_EXERCISE DETAILS_
Select all lines in the records that include "drei".

— begin DATA IN THIS EXERCISE —

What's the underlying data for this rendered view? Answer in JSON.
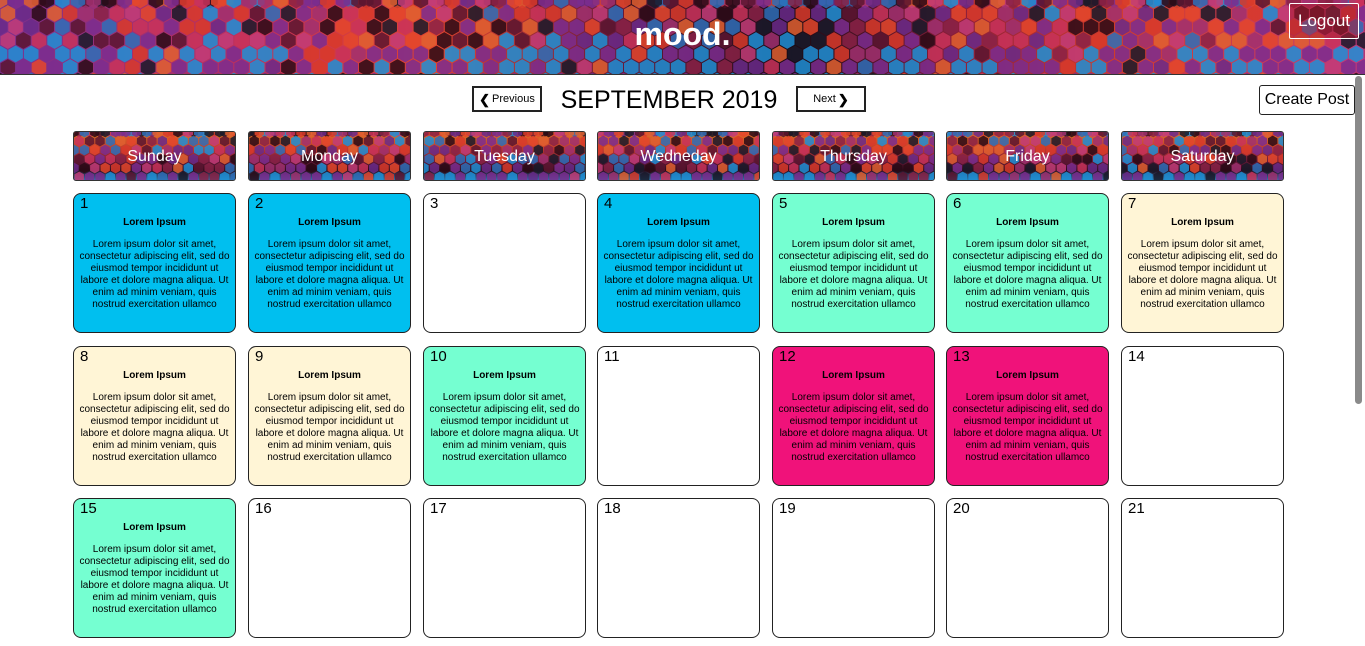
{
  "header": {
    "brand": "mood.",
    "logout_label": "Logout"
  },
  "toolbar": {
    "prev_label": "Previous",
    "next_label": "Next",
    "month_title": "SEPTEMBER 2019",
    "create_label": "Create Post"
  },
  "weekdays": [
    "Sunday",
    "Monday",
    "Tuesday",
    "Wedneday",
    "Thursday",
    "Friday",
    "Saturday"
  ],
  "mood_colors": {
    "blue": "#00bfef",
    "mint": "#75ffd1",
    "cream": "#fff5d6",
    "pink": "#f0127a",
    "none": "#ffffff"
  },
  "days": [
    {
      "day": "1",
      "mood": "blue",
      "title": "Lorem Ipsum",
      "body": "Lorem ipsum dolor sit amet, consectetur adipiscing elit, sed do eiusmod tempor incididunt ut labore et dolore magna aliqua. Ut enim ad minim veniam, quis nostrud exercitation ullamco"
    },
    {
      "day": "2",
      "mood": "blue",
      "title": "Lorem Ipsum",
      "body": "Lorem ipsum dolor sit amet, consectetur adipiscing elit, sed do eiusmod tempor incididunt ut labore et dolore magna aliqua. Ut enim ad minim veniam, quis nostrud exercitation ullamco"
    },
    {
      "day": "3",
      "mood": "none",
      "title": "",
      "body": ""
    },
    {
      "day": "4",
      "mood": "blue",
      "title": "Lorem Ipsum",
      "body": "Lorem ipsum dolor sit amet, consectetur adipiscing elit, sed do eiusmod tempor incididunt ut labore et dolore magna aliqua. Ut enim ad minim veniam, quis nostrud exercitation ullamco"
    },
    {
      "day": "5",
      "mood": "mint",
      "title": "Lorem Ipsum",
      "body": "Lorem ipsum dolor sit amet, consectetur adipiscing elit, sed do eiusmod tempor incididunt ut labore et dolore magna aliqua. Ut enim ad minim veniam, quis nostrud exercitation ullamco"
    },
    {
      "day": "6",
      "mood": "mint",
      "title": "Lorem Ipsum",
      "body": "Lorem ipsum dolor sit amet, consectetur adipiscing elit, sed do eiusmod tempor incididunt ut labore et dolore magna aliqua. Ut enim ad minim veniam, quis nostrud exercitation ullamco"
    },
    {
      "day": "7",
      "mood": "cream",
      "title": "Lorem Ipsum",
      "body": "Lorem ipsum dolor sit amet, consectetur adipiscing elit, sed do eiusmod tempor incididunt ut labore et dolore magna aliqua. Ut enim ad minim veniam, quis nostrud exercitation ullamco"
    },
    {
      "day": "8",
      "mood": "cream",
      "title": "Lorem Ipsum",
      "body": "Lorem ipsum dolor sit amet, consectetur adipiscing elit, sed do eiusmod tempor incididunt ut labore et dolore magna aliqua. Ut enim ad minim veniam, quis nostrud exercitation ullamco"
    },
    {
      "day": "9",
      "mood": "cream",
      "title": "Lorem Ipsum",
      "body": "Lorem ipsum dolor sit amet, consectetur adipiscing elit, sed do eiusmod tempor incididunt ut labore et dolore magna aliqua. Ut enim ad minim veniam, quis nostrud exercitation ullamco"
    },
    {
      "day": "10",
      "mood": "mint",
      "title": "Lorem Ipsum",
      "body": "Lorem ipsum dolor sit amet, consectetur adipiscing elit, sed do eiusmod tempor incididunt ut labore et dolore magna aliqua. Ut enim ad minim veniam, quis nostrud exercitation ullamco"
    },
    {
      "day": "11",
      "mood": "none",
      "title": "",
      "body": ""
    },
    {
      "day": "12",
      "mood": "pink",
      "title": "Lorem Ipsum",
      "body": "Lorem ipsum dolor sit amet, consectetur adipiscing elit, sed do eiusmod tempor incididunt ut labore et dolore magna aliqua. Ut enim ad minim veniam, quis nostrud exercitation ullamco"
    },
    {
      "day": "13",
      "mood": "pink",
      "title": "Lorem Ipsum",
      "body": "Lorem ipsum dolor sit amet, consectetur adipiscing elit, sed do eiusmod tempor incididunt ut labore et dolore magna aliqua. Ut enim ad minim veniam, quis nostrud exercitation ullamco"
    },
    {
      "day": "14",
      "mood": "none",
      "title": "",
      "body": ""
    },
    {
      "day": "15",
      "mood": "mint",
      "title": "Lorem Ipsum",
      "body": "Lorem ipsum dolor sit amet, consectetur adipiscing elit, sed do eiusmod tempor incididunt ut labore et dolore magna aliqua. Ut enim ad minim veniam, quis nostrud exercitation ullamco"
    },
    {
      "day": "16",
      "mood": "none",
      "title": "",
      "body": ""
    },
    {
      "day": "17",
      "mood": "none",
      "title": "",
      "body": ""
    },
    {
      "day": "18",
      "mood": "none",
      "title": "",
      "body": ""
    },
    {
      "day": "19",
      "mood": "none",
      "title": "",
      "body": ""
    },
    {
      "day": "20",
      "mood": "none",
      "title": "",
      "body": ""
    },
    {
      "day": "21",
      "mood": "none",
      "title": "",
      "body": ""
    }
  ]
}
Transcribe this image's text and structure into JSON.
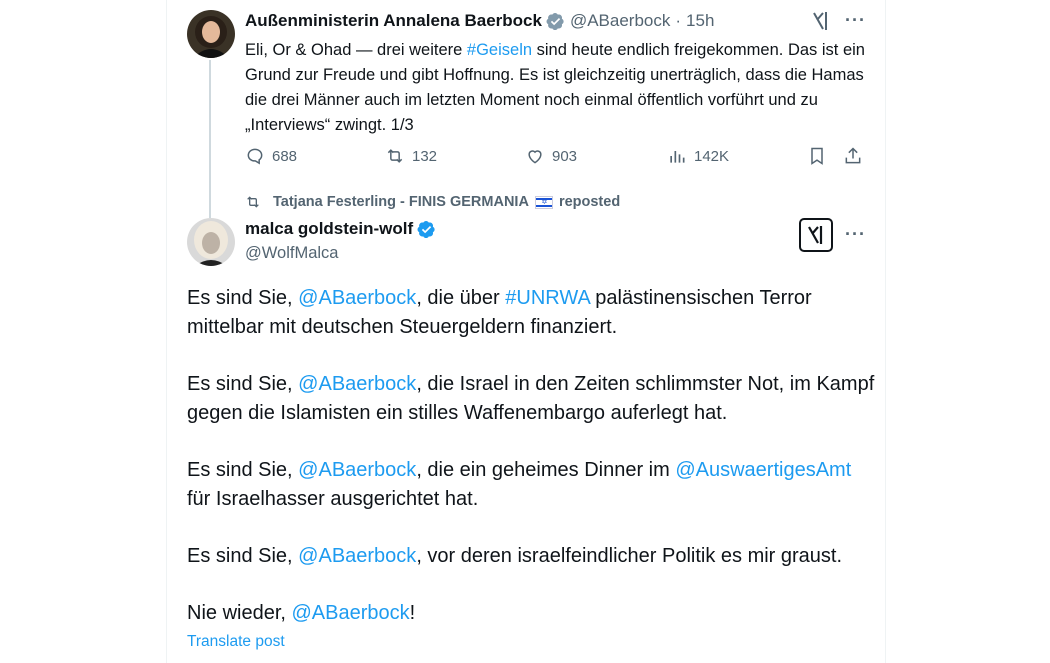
{
  "tweet1": {
    "author_name": "Außenministerin Annalena Baerbock",
    "handle": "@ABaerbock",
    "separator": "·",
    "time": "15h",
    "text_parts": [
      "Eli, Or & Ohad — drei weitere ",
      "#Geiseln",
      " sind heute endlich freigekommen. Das ist ein Grund zur Freude und gibt Hoffnung. Es ist gleichzeitig unerträglich, dass die Hamas die drei Männer auch im letzten Moment noch einmal öffentlich vorführt und zu „Interviews“ zwingt. 1/3"
    ],
    "replies": "688",
    "reposts": "132",
    "likes": "903",
    "views": "142K"
  },
  "repost_banner": {
    "user": "Tatjana Festerling - FINIS GERMANIA",
    "flag_icon": "israel-flag",
    "suffix": "reposted"
  },
  "tweet2": {
    "author_name": "malca goldstein-wolf",
    "handle": "@WolfMalca",
    "paragraphs": [
      [
        "Es sind Sie, ",
        "@ABaerbock",
        ", die über ",
        "#UNRWA",
        " palästinensischen Terror mittelbar mit deutschen Steuergeldern finanziert."
      ],
      [
        "Es sind Sie, ",
        "@ABaerbock",
        ", die Israel in den Zeiten schlimmster Not, im Kampf gegen die Islamisten ein stilles Waffenembargo auferlegt hat."
      ],
      [
        "Es sind Sie, ",
        "@ABaerbock",
        ", die ein geheimes Dinner im ",
        "@AuswaertigesAmt",
        " für Israelhasser ausgerichtet hat."
      ],
      [
        "Es sind Sie, ",
        "@ABaerbock",
        ", vor deren israelfeindlicher Politik es mir graust."
      ],
      [
        "Nie wieder, ",
        "@ABaerbock",
        "!"
      ]
    ],
    "translate_label": "Translate post"
  },
  "colors": {
    "link": "#1d9bf0",
    "secondary_text": "#536471",
    "verified": "#1d9bf0"
  }
}
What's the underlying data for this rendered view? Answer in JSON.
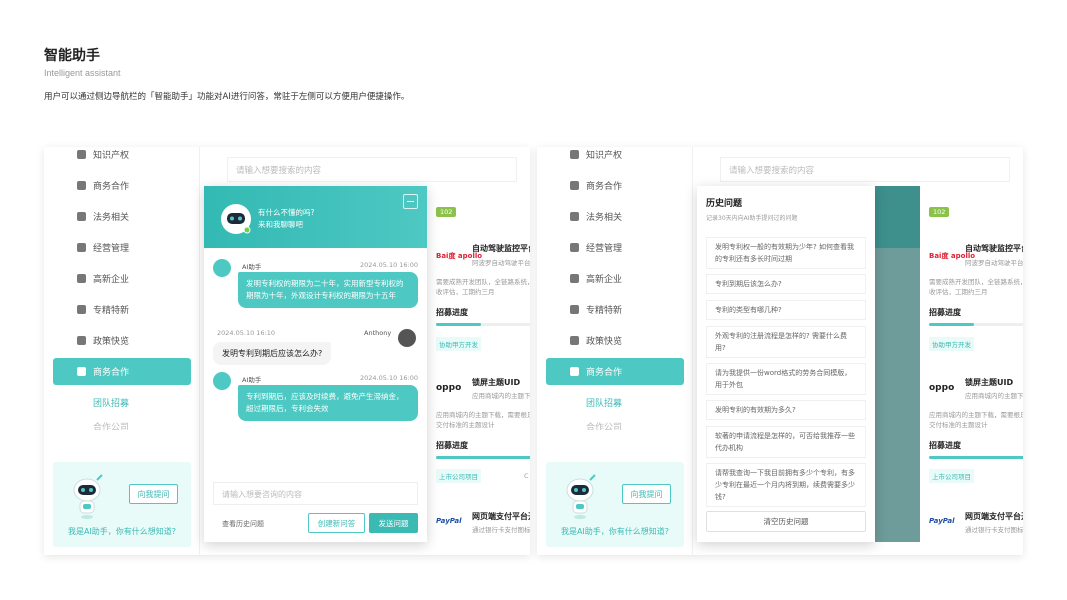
{
  "header": {
    "title": "智能助手",
    "subtitle": "Intelligent assistant",
    "description": "用户可以通过侧边导航栏的「智能助手」功能对AI进行问答，常驻于左侧可以方便用户便捷操作。"
  },
  "sidebar": {
    "items": [
      {
        "label": "知识产权"
      },
      {
        "label": "商务合作"
      },
      {
        "label": "法务相关"
      },
      {
        "label": "经营管理"
      },
      {
        "label": "高新企业"
      },
      {
        "label": "专精特新"
      },
      {
        "label": "政策快览"
      },
      {
        "label": "商务合作"
      },
      {
        "label": "团队招募"
      },
      {
        "label": "合作公司"
      }
    ],
    "active_index": 7,
    "promo": {
      "ask_button": "向我提问",
      "text": "我是AI助手，你有什么想知道?"
    }
  },
  "main": {
    "search_placeholder": "请输入想要搜索的内容",
    "cards": {
      "badge": "102",
      "baidu_logo": "Bai度 apollo",
      "card1_title": "自动驾驶监控平台",
      "card1_line": "阿波罗自动驾驶平台",
      "card1_desc": "需要成熟开发团队，全链路系统，收评估，工期约三月",
      "recruit_label": "招募进度",
      "card1_progress": 0.45,
      "card1_tag": "协助甲方开发",
      "oppo_logo": "oppo",
      "card2_title": "锁屏主题UID",
      "card2_line": "应用商城内的主题下载",
      "card2_desc": "应用商城内的主题下载，需要根足交付标准的主题设计",
      "card2_progress": 1.0,
      "card2_tag": "上市公司项目",
      "card2_extra": "C",
      "paypal_logo": "PayPal",
      "card3_title": "网页端支付平台开",
      "card3_line": "通过银行卡支付图标"
    }
  },
  "chat": {
    "greeting_line1": "有什么不懂的吗?",
    "greeting_line2": "来和我聊聊吧",
    "messages": [
      {
        "sender": "AI助手",
        "time": "2024.05.10 16:00",
        "text": "发明专利权的期限为二十年，实用新型专利权的期限为十年，外观设计专利权的期限为十五年"
      },
      {
        "sender": "Anthony",
        "time": "2024.05.10 16:10",
        "text": "发明专利到期后应该怎么办?"
      },
      {
        "sender": "AI助手",
        "time": "2024.05.10 16:00",
        "text": "专利到期后，应该及时续费，避免产生滞纳金，超过期限后，专利会失效"
      }
    ],
    "input_placeholder": "请输入想要咨询的内容",
    "history_link": "查看历史问题",
    "new_button": "创建新问答",
    "send_button": "发送问题"
  },
  "history": {
    "title": "历史问题",
    "subtitle": "记录30天内向AI助手提问过的问题",
    "questions": [
      "发明专利权一般的有效期为少年? 如何查看我的专利还有多长时间过期",
      "专利到期后该怎么办?",
      "专利的类型有哪几种?",
      "外观专利的注册流程是怎样的? 需要什么费用?",
      "请为我提供一份word格式的劳务合同模版，用于外包",
      "发明专利的有效期为多久?",
      "软著的申请流程是怎样的，可否给我推荐一些代办机构",
      "请帮我查询一下我目前拥有多少个专利，有多少专利在最近一个月内将到期，续费需要多少钱?"
    ],
    "clear_button": "清空历史问题"
  },
  "colors": {
    "accent": "#4ec8c3",
    "accent_dark": "#3bbab4",
    "promo_bg": "#e9fbf9",
    "badge": "#8bc34a"
  }
}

— end DATA IN THIS EXERCISE —

_CORRECT OUTPUT_
      "Eli, Or & Ohad — drei weitere ",
      " sind heute endlich freigekommen. Das ist ein Grund zur Freude und gibt Hoffnung. Es ist gleichzeitig unerträglich, dass die Hamas die drei Männer auch im letzten Moment noch einmal öffentlich vorführt und zu „Interviews“ zwingt. 1/3"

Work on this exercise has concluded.